> _Prompt_
List each line holding the string "text".

Begin Data to process

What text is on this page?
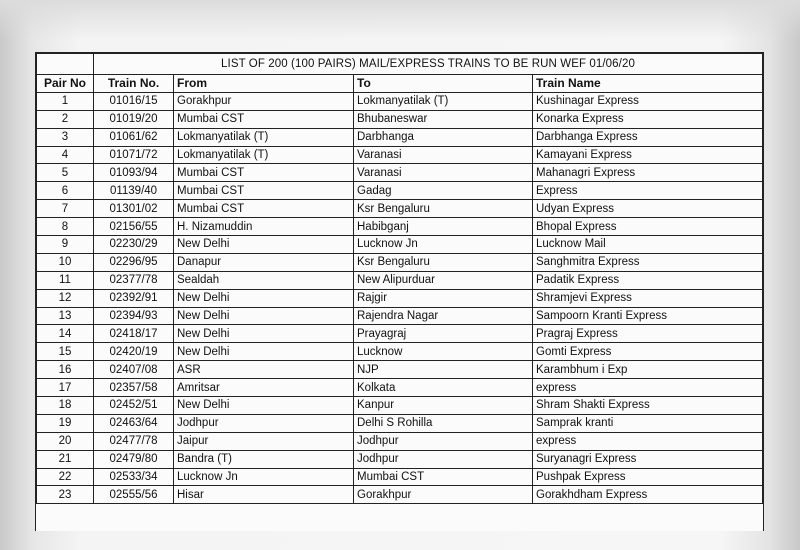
	LIST OF 200 (100 PAIRS) MAIL/EXPRESS TRAINS TO BE RUN WEF 01/06/20			
Pair No	Train No.	From	To	Train Name
1	01016/15	Gorakhpur	Lokmanyatilak (T)	Kushinagar Express
2	01019/20	Mumbai CST	Bhubaneswar	Konarka Express
3	01061/62	Lokmanyatilak (T)	Darbhanga	Darbhanga Express
4	01071/72	Lokmanyatilak (T)	Varanasi	Kamayani Express
5	01093/94	Mumbai CST	Varanasi	Mahanagri Express
6	01139/40	Mumbai CST	Gadag	Express
7	01301/02	Mumbai CST	Ksr Bengaluru	Udyan Express
8	02156/55	H. Nizamuddin	Habibganj	Bhopal Express
9	02230/29	New Delhi	Lucknow Jn	Lucknow Mail
10	02296/95	Danapur	Ksr Bengaluru	Sanghmitra Express
11	02377/78	Sealdah	New Alipurduar	Padatik Express
12	02392/91	New Delhi	Rajgir	Shramjevi Express
13	02394/93	New Delhi	Rajendra Nagar	Sampoorn Kranti Express
14	02418/17	New Delhi	Prayagraj	Pragraj Express
15	02420/19	New Delhi	Lucknow	Gomti Express
16	02407/08	ASR	NJP	Karambhum i Exp
17	02357/58	Amritsar	Kolkata	express
18	02452/51	New Delhi	Kanpur	Shram Shakti Express
19	02463/64	Jodhpur	Delhi S Rohilla	Samprak kranti
20	02477/78	Jaipur	Jodhpur	express
21	02479/80	Bandra (T)	Jodhpur	Suryanagri Express
22	02533/34	Lucknow Jn	Mumbai CST	Pushpak Express
23	02555/56	Hisar	Gorakhpur	Gorakhdham Express
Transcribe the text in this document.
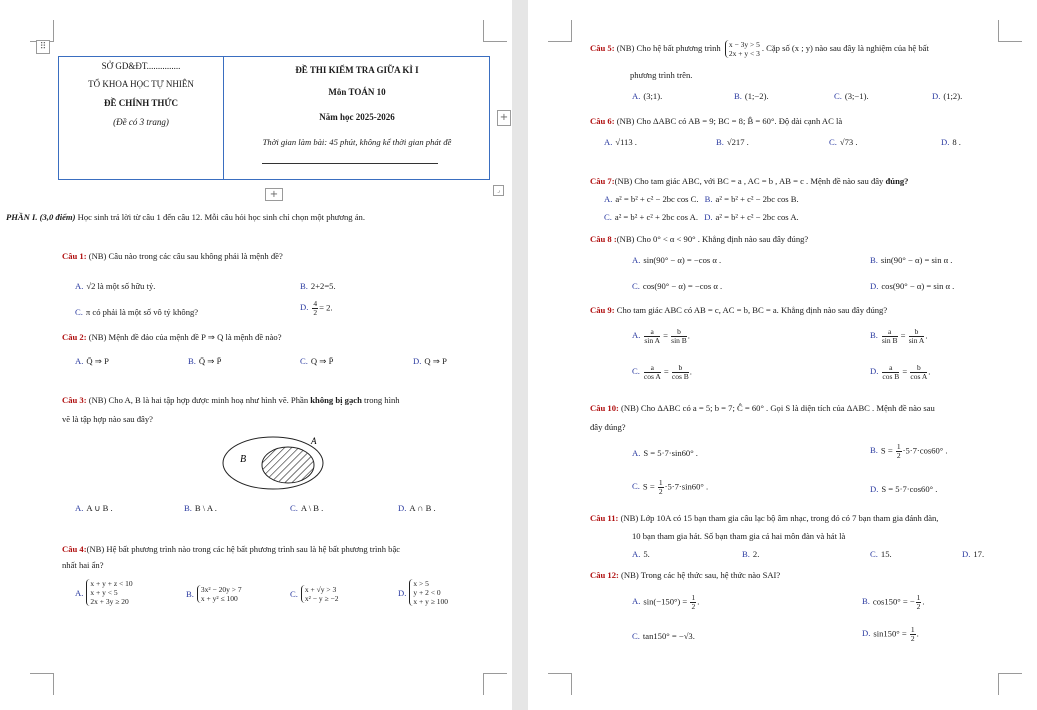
⠿
+
+
⌟
SỞ GD&ĐT...............
TỔ KHOA HỌC TỰ NHIÊN
ĐỀ CHÍNH THỨC
(Đề có 3 trang)
ĐỀ THI KIỂM TRA GIỮA KÌ I
Môn TOÁN 10
Năm học 2025-2026
Thời gian làm bài: 45 phút, không kể thời gian phát đề
PHẦN I. (3,0 điểm) Học sinh trả lời từ câu 1 đến câu 12. Mỗi câu hỏi học sinh chỉ chọn một phương án.
Câu 1: (NB) Câu nào trong các câu sau không phải là mệnh đề?
A. √2 là một số hữu tỷ.	B. 2+2=5.
C. π có phải là một số vô tỷ không?	D. $\frac{4}{2} = 2$.
Câu 2: (NB) Mệnh đề đảo của mệnh đề P ⇒ Q là mệnh đề nào?
A. Q̄ ⇒ P	B. Q̄ ⇒ P̄	C. Q ⇒ P̄	D. Q ⇒ P
Câu 3: (NB) Cho A, B là hai tập hợp được minh hoạ như hình vẽ. Phần không bị gạch trong hình
vẽ là tập hợp nào sau đây?
B
A
A. A ∪ B .	B. B \ A .	C. A \ B .	D. A ∩ B .
Câu 4:(NB) Hệ bất phương trình nào trong các hệ bất phương trình sau là hệ bất phương trình bậc
nhất hai ẩn?
A.x + y + z < 10
x + y < 5
2x + 3y ≥ 20
B. 3x² − 20y > 7
x + y² ≤ 100	C. x + √y > 3
x² − y ≥ −2
D.x > 5
y + 2 < 0
x + y ≥ 100
Câu 5: (NB) Cho hệ bất phương trình x − 3y > 5
2x + y < 3. Cặp số (x ; y) nào sau đây là nghiệm của hệ bất
phương trình trên.
A. (3;1).	B. (1;−2).	C. (3;−1).	D. (1;2).
Câu 6: (NB) Cho ΔABC có AB = 9; BC = 8; B̂ = 60°. Độ dài cạnh AC là
A. √113 .	B. √217 .	C. √73 .	D. 8 .
Câu 7:(NB) Cho tam giác ABC, với BC = a , AC = b , AB = c . Mệnh đề nào sau đây đúng?
A. a² = b² + c² − 2bc cos C. B. a² = b² + c² − 2bc cos B.
C. a² = b² + c² + 2bc cos A. D. a² = b² + c² − 2bc cos A.
Câu 8 :(NB) Cho 0° < α < 90° . Khẳng định nào sau đây đúng?
A. sin(90° − α) = −cos α .	B. sin(90° − α) = sin α .
C. cos(90° − α) = −cos α .	D. cos(90° − α) = sin α .
Câu 9: Cho tam giác ABC có AB = c, AC = b, BC = a. Khẳng định nào sau đây đúng?
A. $\frac{a}{\text{sin A}} = \frac{b}{\text{sin B}}$ .	B. $\frac{a}{\text{sin B}} = \frac{b}{\text{sin A}}$ .
C. $\frac{a}{\text{cos A}} = \frac{b}{\text{cos B}}$ .	D. $\frac{a}{\text{cos B}} = \frac{b}{\text{cos A}}$ .
Câu 10: (NB) Cho ΔABC có a = 5; b = 7; Ĉ = 60° . Gọi S là diện tích của ΔABC . Mệnh đề nào sau
đây đúng?
A. S = 5·7·sin60° .	B. $S = \frac{1}{2} \cdot 5\cdot 7\cdot\cos 60^\circ$ .
C. $S = \frac{1}{2} \cdot 5\cdot 7\cdot\sin 60^\circ$ .	D. S = 5·7·cos60° .
Câu 11: (NB) Lớp 10A có 15 bạn tham gia câu lạc bộ âm nhạc, trong đó có 7 bạn tham gia đánh đàn,
10 bạn tham gia hát. Số bạn tham gia cả hai môn đàn và hát là
A. 5.	B. 2.	C. 15.	D. 17.
Câu 12: (NB) Trong các hệ thức sau, hệ thức nào SAI?
A. $\sin(-150^\circ) = \frac{1}{2}$ .	B. cos150° = − $\frac{1}{2}$ .
C. tan150° = −√3.	D. $\sin 150^\circ = \frac{1}{2}$ .
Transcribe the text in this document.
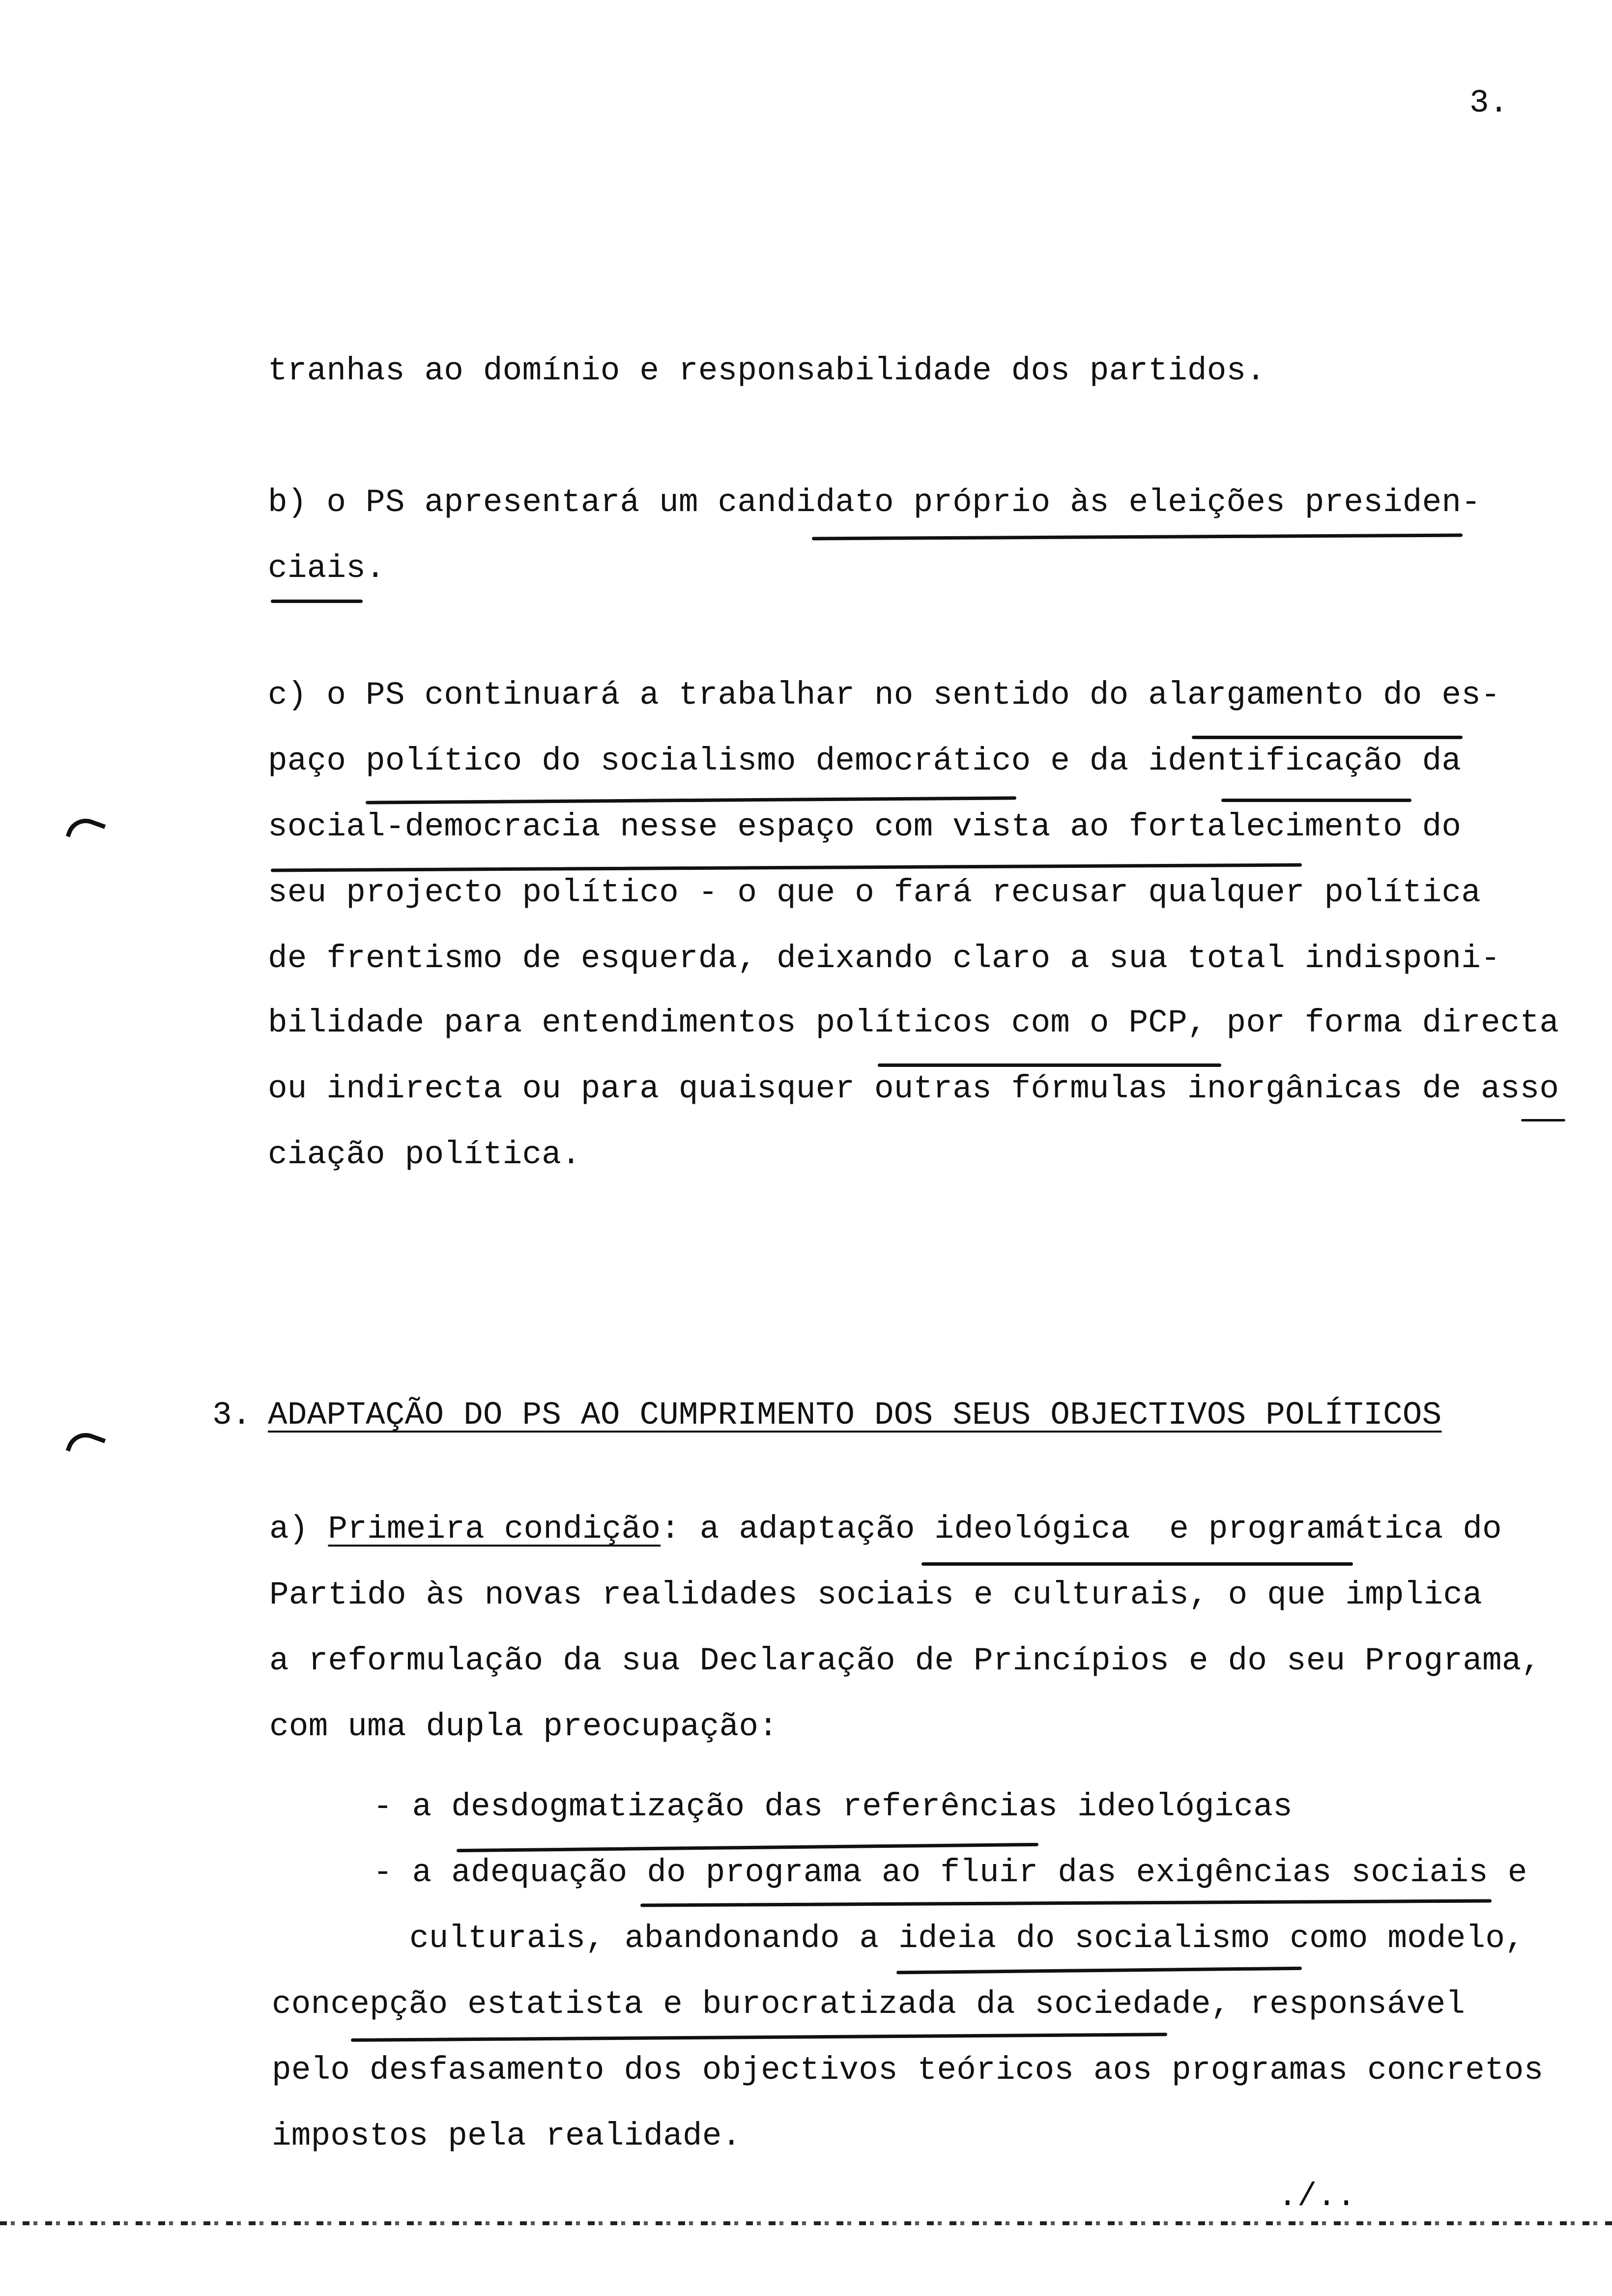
3.
tranhas ao domínio e responsabilidade dos partidos.
b) o PS apresentará um candidato próprio às eleições presiden-
ciais.
c) o PS continuará a trabalhar no sentido do alargamento do es-
paço político do socialismo democrático e da identificação da
social-democracia nesse espaço com vista ao fortalecimento do
seu projecto político - o que o fará recusar qualquer política
de frentismo de esquerda, deixando claro a sua total indisponi-
bilidade para entendimentos políticos com o PCP, por forma directa
ou indirecta ou para quaisquer outras fórmulas inorgânicas de asso
ciação política.
3. ADAPTAÇÃO DO PS AO CUMPRIMENTO DOS SEUS OBJECTIVOS POLÍTICOS
a) Primeira condição: a adaptação ideológica  e programática do
Partido às novas realidades sociais e culturais, o que implica
a reformulação da sua Declaração de Princípios e do seu Programa,
com uma dupla preocupação:
- a desdogmatização das referências ideológicas
- a adequação do programa ao fluir das exigências sociais e
culturais, abandonando a ideia do socialismo como modelo,
concepção estatista e burocratizada da sociedade, responsável
pelo desfasamento dos objectivos teóricos aos programas concretos
impostos pela realidade.
./..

End Data to process

> _Solution to the problem_
What text is on this page?
Transcribe the text in this document.
A. $\frac{a}{\text{sin A}} = \frac{b}{\text{sin B}}$ .	B. $\frac{a}{\text{sin B}} = \frac{b}{\text{sin A}}$ .
C. $\frac{a}{\text{cos A}} = \frac{b}{\text{cos B}}$ .	D. $\frac{a}{\text{cos B}} = \frac{b}{\text{cos A}}$ .
Transcribe the text in this document.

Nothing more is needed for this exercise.